§ YOUR OBJECTIVE: Read the listing and extract each line that includes the word "content".

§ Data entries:
+-------+
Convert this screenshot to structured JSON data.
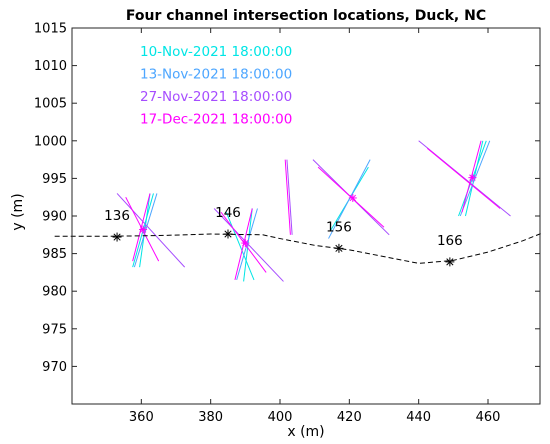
{
  "chart_data": {
    "type": "line",
    "title": "Four channel intersection locations, Duck, NC",
    "xlabel": "x (m)",
    "ylabel": "y (m)",
    "xlim": [
      340,
      475
    ],
    "ylim": [
      965,
      1015
    ],
    "xticks": [
      360,
      380,
      400,
      420,
      440,
      460
    ],
    "yticks": [
      970,
      975,
      980,
      985,
      990,
      995,
      1000,
      1005,
      1010,
      1015
    ],
    "grid": false,
    "legend": {
      "placement": "top-left (inside)",
      "entries": [
        {
          "label": "10-Nov-2021 18:00:00",
          "color": "#00e5e5"
        },
        {
          "label": "13-Nov-2021 18:00:00",
          "color": "#4da6ff"
        },
        {
          "label": "27-Nov-2021 18:00:00",
          "color": "#a64dff"
        },
        {
          "label": "17-Dec-2021 18:00:00",
          "color": "#ff00ff"
        }
      ]
    },
    "shoreline": {
      "style": "dashed",
      "color": "#000000",
      "x": [
        335,
        350,
        365,
        380,
        395,
        400,
        410,
        420,
        430,
        440,
        450,
        460,
        470,
        476
      ],
      "y": [
        987.3,
        987.3,
        987.4,
        987.6,
        987.5,
        987.0,
        986.1,
        985.5,
        984.6,
        983.7,
        984.1,
        985.2,
        986.7,
        987.8
      ]
    },
    "stations": [
      {
        "label": "136",
        "x": 353,
        "y": 987.2
      },
      {
        "label": "146",
        "x": 385,
        "y": 987.6
      },
      {
        "label": "156",
        "x": 417,
        "y": 985.7
      },
      {
        "label": "166",
        "x": 449,
        "y": 983.9
      }
    ],
    "intersections": [
      {
        "x": 360.5,
        "y": 988.2
      },
      {
        "x": 390,
        "y": 986.4
      },
      {
        "x": 421,
        "y": 992.4
      },
      {
        "x": 455.5,
        "y": 995.1
      }
    ],
    "channel_lines": [
      {
        "color": "#00e5e5",
        "segments": [
          [
            [
              357.5,
              983.2
            ],
            [
              363.5,
              993.0
            ]
          ],
          [
            [
              359.5,
              983.2
            ],
            [
              362.5,
              993.0
            ]
          ],
          [
            [
              389.5,
              981.3
            ],
            [
              392.0,
              991.0
            ]
          ],
          [
            [
              384.5,
              990.5
            ],
            [
              392.5,
              981.5
            ]
          ],
          [
            [
              414.5,
              988.0
            ],
            [
              425.5,
              996.5
            ]
          ],
          [
            [
              451.5,
              990.0
            ],
            [
              459.5,
              1000.0
            ]
          ],
          [
            [
              453.5,
              990.0
            ],
            [
              458.5,
              1000.0
            ]
          ]
        ]
      },
      {
        "color": "#4da6ff",
        "segments": [
          [
            [
              358.0,
              983.2
            ],
            [
              364.5,
              993.0
            ]
          ],
          [
            [
              387.5,
              981.5
            ],
            [
              393.5,
              991.0
            ]
          ],
          [
            [
              414.0,
              987.0
            ],
            [
              426.0,
              997.5
            ]
          ],
          [
            [
              452.0,
              990.0
            ],
            [
              460.5,
              1000.0
            ]
          ]
        ]
      },
      {
        "color": "#a64dff",
        "segments": [
          [
            [
              353.0,
              993.0
            ],
            [
              372.5,
              983.2
            ]
          ],
          [
            [
              381.0,
              991.0
            ],
            [
              401.0,
              981.3
            ]
          ],
          [
            [
              409.5,
              997.5
            ],
            [
              431.5,
              987.5
            ]
          ],
          [
            [
              440.0,
              1000.0
            ],
            [
              466.5,
              990.0
            ]
          ],
          [
            [
              402.0,
              997.5
            ],
            [
              403.5,
              987.5
            ]
          ]
        ]
      },
      {
        "color": "#ff00ff",
        "segments": [
          [
            [
              355.5,
              992.5
            ],
            [
              365.0,
              984.0
            ]
          ],
          [
            [
              383.0,
              990.5
            ],
            [
              396.0,
              982.5
            ]
          ],
          [
            [
              411.0,
              996.5
            ],
            [
              430.0,
              988.5
            ]
          ],
          [
            [
              442.5,
              999.0
            ],
            [
              463.5,
              991.0
            ]
          ],
          [
            [
              357.5,
              984.0
            ],
            [
              362.5,
              993.0
            ]
          ],
          [
            [
              387.0,
              981.5
            ],
            [
              392.0,
              991.0
            ]
          ],
          [
            [
              452.5,
              990.5
            ],
            [
              458.0,
              1000.0
            ]
          ],
          [
            [
              401.5,
              997.5
            ],
            [
              403.0,
              987.5
            ]
          ]
        ]
      }
    ]
  }
}
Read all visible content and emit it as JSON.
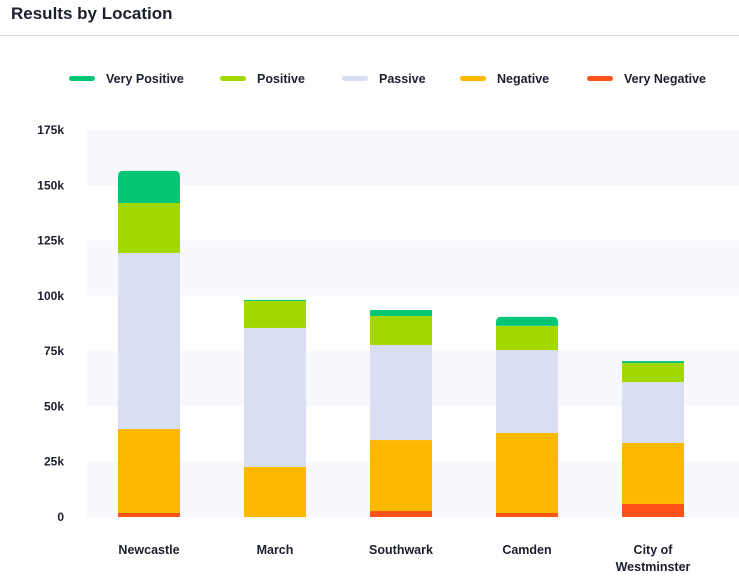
{
  "header": {
    "title": "Results by Location"
  },
  "chart_data": {
    "type": "bar",
    "stacked": true,
    "title": "Results by Location",
    "categories": [
      "Newcastle",
      "March",
      "Southwark",
      "Camden",
      "City of Westminster"
    ],
    "series": [
      {
        "name": "Very Negative",
        "color": "#ff5219",
        "values": [
          1800,
          0,
          2700,
          1800,
          5900
        ]
      },
      {
        "name": "Negative",
        "color": "#ffb800",
        "values": [
          38000,
          22600,
          32100,
          36200,
          27600
        ]
      },
      {
        "name": "Passive",
        "color": "#d9def5",
        "values": [
          79600,
          62900,
          43000,
          37500,
          27500
        ]
      },
      {
        "name": "Positive",
        "color": "#a2d800",
        "values": [
          22600,
          12200,
          13100,
          10900,
          8600
        ]
      },
      {
        "name": "Very Positive",
        "color": "#05c675",
        "values": [
          14500,
          500,
          2700,
          4100,
          900
        ]
      }
    ],
    "legend_order": [
      "Very Positive",
      "Positive",
      "Passive",
      "Negative",
      "Very Negative"
    ],
    "legend_position": "top",
    "ylim": [
      0,
      175000
    ],
    "yticks": [
      {
        "v": 0,
        "label": "0"
      },
      {
        "v": 25000,
        "label": "25k"
      },
      {
        "v": 50000,
        "label": "50k"
      },
      {
        "v": 75000,
        "label": "75k"
      },
      {
        "v": 100000,
        "label": "100k"
      },
      {
        "v": 125000,
        "label": "125k"
      },
      {
        "v": 150000,
        "label": "150k"
      },
      {
        "v": 175000,
        "label": "175k"
      }
    ],
    "xlabel": "",
    "ylabel": ""
  }
}
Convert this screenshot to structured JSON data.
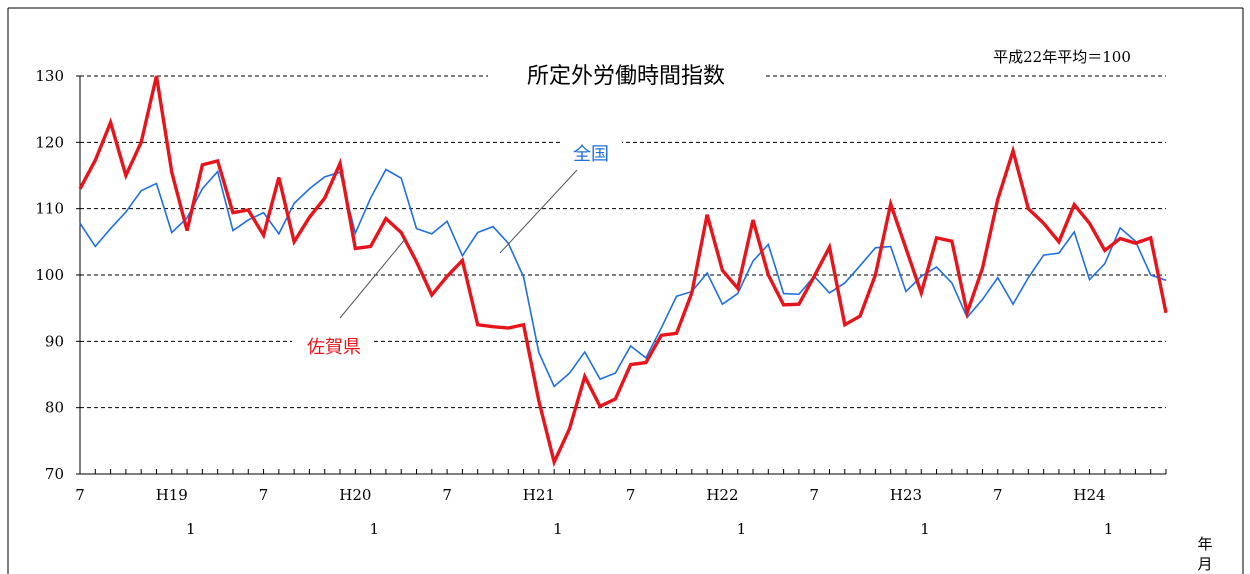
{
  "chart_data": {
    "type": "line",
    "title": "所定外労働時間指数",
    "note": "平成22年平均＝100",
    "xlabel": "年月",
    "ylim": [
      70,
      130
    ],
    "y_ticks": [
      70,
      80,
      90,
      100,
      110,
      120,
      130
    ],
    "x_tick_labels": [
      {
        "i": 0,
        "top": "7",
        "bottom": ""
      },
      {
        "i": 6,
        "top": "H19",
        "bottom": "1"
      },
      {
        "i": 12,
        "top": "7",
        "bottom": ""
      },
      {
        "i": 18,
        "top": "H20",
        "bottom": "1"
      },
      {
        "i": 24,
        "top": "7",
        "bottom": ""
      },
      {
        "i": 30,
        "top": "H21",
        "bottom": "1"
      },
      {
        "i": 36,
        "top": "7",
        "bottom": ""
      },
      {
        "i": 42,
        "top": "H22",
        "bottom": "1"
      },
      {
        "i": 48,
        "top": "7",
        "bottom": ""
      },
      {
        "i": 54,
        "top": "H23",
        "bottom": "1"
      },
      {
        "i": 60,
        "top": "7",
        "bottom": ""
      },
      {
        "i": 66,
        "top": "H24",
        "bottom": "1"
      }
    ],
    "grid": "horizontal-dashed",
    "series": [
      {
        "name": "全国",
        "color": "#1f6fe0",
        "values": [
          107.8,
          104.3,
          107.0,
          109.5,
          112.7,
          113.8,
          106.4,
          108.6,
          113.0,
          115.6,
          106.7,
          108.3,
          109.4,
          106.2,
          110.8,
          113.0,
          114.8,
          115.5,
          106.3,
          111.6,
          115.9,
          114.6,
          107.0,
          106.2,
          108.1,
          102.9,
          106.4,
          107.3,
          104.8,
          99.7,
          88.3,
          83.2,
          85.2,
          88.4,
          84.3,
          85.2,
          89.3,
          87.5,
          92.0,
          96.8,
          97.5,
          100.3,
          95.6,
          97.2,
          102.1,
          104.6,
          97.2,
          97.1,
          99.8,
          97.3,
          98.8,
          101.4,
          104.1,
          104.3,
          97.5,
          99.8,
          101.2,
          98.8,
          93.6,
          96.3,
          99.6,
          95.6,
          99.6,
          103.0,
          103.3,
          106.5,
          99.3,
          101.7,
          107.1,
          105.1,
          100.0,
          99.2
        ]
      },
      {
        "name": "佐賀県",
        "color": "#e8141b",
        "values": [
          113.0,
          117.3,
          123.0,
          115.0,
          120.0,
          130.0,
          115.5,
          106.7,
          116.6,
          117.2,
          109.4,
          109.8,
          106.0,
          114.7,
          105.0,
          108.7,
          111.6,
          116.8,
          104.0,
          104.3,
          108.5,
          106.4,
          102.0,
          97.0,
          99.8,
          102.2,
          92.5,
          92.2,
          92.0,
          92.5,
          81.0,
          71.8,
          76.8,
          84.7,
          80.2,
          81.3,
          86.5,
          86.8,
          90.9,
          91.2,
          97.3,
          109.1,
          100.7,
          98.0,
          108.3,
          100.0,
          95.5,
          95.6,
          99.8,
          104.2,
          92.5,
          93.8,
          100.0,
          110.7,
          104.0,
          97.3,
          105.6,
          105.1,
          94.3,
          101.0,
          111.4,
          118.7,
          110.0,
          107.8,
          105.0,
          110.6,
          107.8,
          103.7,
          105.5,
          104.8,
          105.6,
          94.3
        ]
      }
    ]
  }
}
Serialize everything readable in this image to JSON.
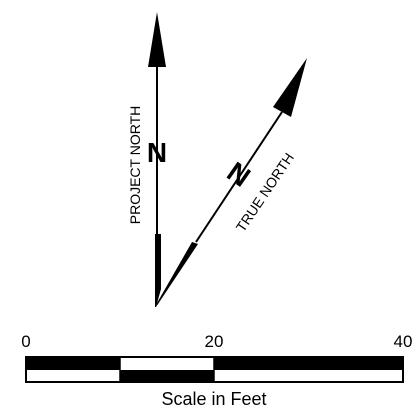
{
  "north_arrow": {
    "project_label": "PROJECT NORTH",
    "true_label": "TRUE NORTH",
    "project_letter": "N",
    "true_letter": "N"
  },
  "scale_bar": {
    "tick_labels": [
      "0",
      "20",
      "40"
    ],
    "caption": "Scale in Feet",
    "max_feet": 40,
    "segment_feet": 10
  },
  "colors": {
    "ink": "#000000",
    "paper": "#ffffff"
  }
}
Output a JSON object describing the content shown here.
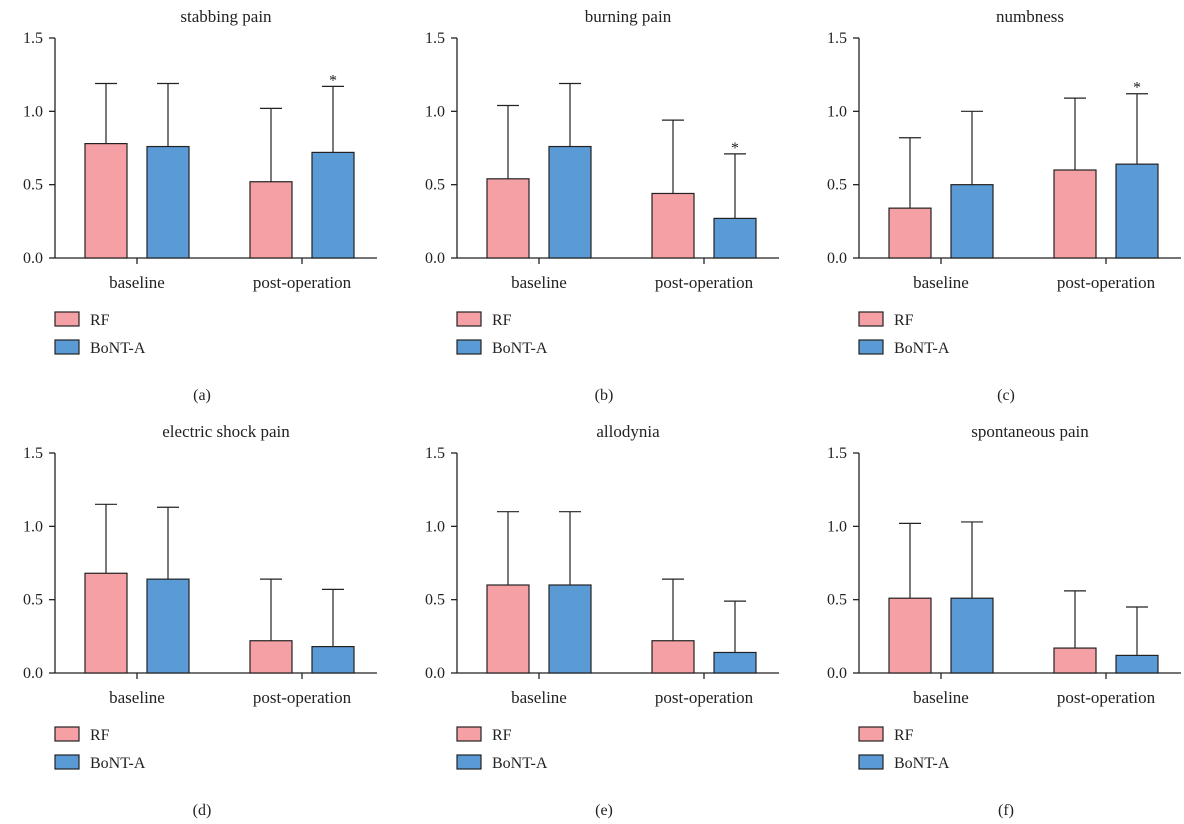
{
  "colors": {
    "RF": "#f4a0a4",
    "BoNT-A": "#5b9bd5",
    "axis": "#222222"
  },
  "chart_data": [
    {
      "type": "bar",
      "panel": "(a)",
      "title": "stabbing pain",
      "categories": [
        "baseline",
        "post-operation"
      ],
      "ylim": [
        0,
        1.5
      ],
      "yticks": [
        "0.0",
        "0.5",
        "1.0",
        "1.5"
      ],
      "legend": "bottom-left",
      "series": [
        {
          "name": "RF",
          "values": [
            0.78,
            0.52
          ],
          "error_upper": [
            1.19,
            1.02
          ]
        },
        {
          "name": "BoNT-A",
          "values": [
            0.76,
            0.72
          ],
          "error_upper": [
            1.19,
            1.17
          ]
        }
      ],
      "annotations": [
        {
          "series": "BoNT-A",
          "category": "post-operation",
          "text": "*"
        }
      ]
    },
    {
      "type": "bar",
      "panel": "(b)",
      "title": "burning pain",
      "categories": [
        "baseline",
        "post-operation"
      ],
      "ylim": [
        0,
        1.5
      ],
      "yticks": [
        "0.0",
        "0.5",
        "1.0",
        "1.5"
      ],
      "legend": "bottom-left",
      "series": [
        {
          "name": "RF",
          "values": [
            0.54,
            0.44
          ],
          "error_upper": [
            1.04,
            0.94
          ]
        },
        {
          "name": "BoNT-A",
          "values": [
            0.76,
            0.27
          ],
          "error_upper": [
            1.19,
            0.71
          ]
        }
      ],
      "annotations": [
        {
          "series": "BoNT-A",
          "category": "post-operation",
          "text": "*"
        }
      ]
    },
    {
      "type": "bar",
      "panel": "(c)",
      "title": "numbness",
      "categories": [
        "baseline",
        "post-operation"
      ],
      "ylim": [
        0,
        1.5
      ],
      "yticks": [
        "0.0",
        "0.5",
        "1.0",
        "1.5"
      ],
      "legend": "bottom-left",
      "series": [
        {
          "name": "RF",
          "values": [
            0.34,
            0.6
          ],
          "error_upper": [
            0.82,
            1.09
          ]
        },
        {
          "name": "BoNT-A",
          "values": [
            0.5,
            0.64
          ],
          "error_upper": [
            1.0,
            1.12
          ]
        }
      ],
      "annotations": [
        {
          "series": "BoNT-A",
          "category": "post-operation",
          "text": "*"
        }
      ]
    },
    {
      "type": "bar",
      "panel": "(d)",
      "title": "electric shock pain",
      "categories": [
        "baseline",
        "post-operation"
      ],
      "ylim": [
        0,
        1.5
      ],
      "yticks": [
        "0.0",
        "0.5",
        "1.0",
        "1.5"
      ],
      "legend": "bottom-left",
      "series": [
        {
          "name": "RF",
          "values": [
            0.68,
            0.22
          ],
          "error_upper": [
            1.15,
            0.64
          ]
        },
        {
          "name": "BoNT-A",
          "values": [
            0.64,
            0.18
          ],
          "error_upper": [
            1.13,
            0.57
          ]
        }
      ],
      "annotations": []
    },
    {
      "type": "bar",
      "panel": "(e)",
      "title": "allodynia",
      "categories": [
        "baseline",
        "post-operation"
      ],
      "ylim": [
        0,
        1.5
      ],
      "yticks": [
        "0.0",
        "0.5",
        "1.0",
        "1.5"
      ],
      "legend": "bottom-left",
      "series": [
        {
          "name": "RF",
          "values": [
            0.6,
            0.22
          ],
          "error_upper": [
            1.1,
            0.64
          ]
        },
        {
          "name": "BoNT-A",
          "values": [
            0.6,
            0.14
          ],
          "error_upper": [
            1.1,
            0.49
          ]
        }
      ],
      "annotations": []
    },
    {
      "type": "bar",
      "panel": "(f)",
      "title": "spontaneous pain",
      "categories": [
        "baseline",
        "post-operation"
      ],
      "ylim": [
        0,
        1.5
      ],
      "yticks": [
        "0.0",
        "0.5",
        "1.0",
        "1.5"
      ],
      "legend": "bottom-left",
      "series": [
        {
          "name": "RF",
          "values": [
            0.51,
            0.17
          ],
          "error_upper": [
            1.02,
            0.56
          ]
        },
        {
          "name": "BoNT-A",
          "values": [
            0.51,
            0.12
          ],
          "error_upper": [
            1.03,
            0.45
          ]
        }
      ],
      "annotations": []
    }
  ]
}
+-------+
§ WRITTEN ANSWER:
Read all visible content and emit it as JSON.
Output a JSON object describing the content shown here.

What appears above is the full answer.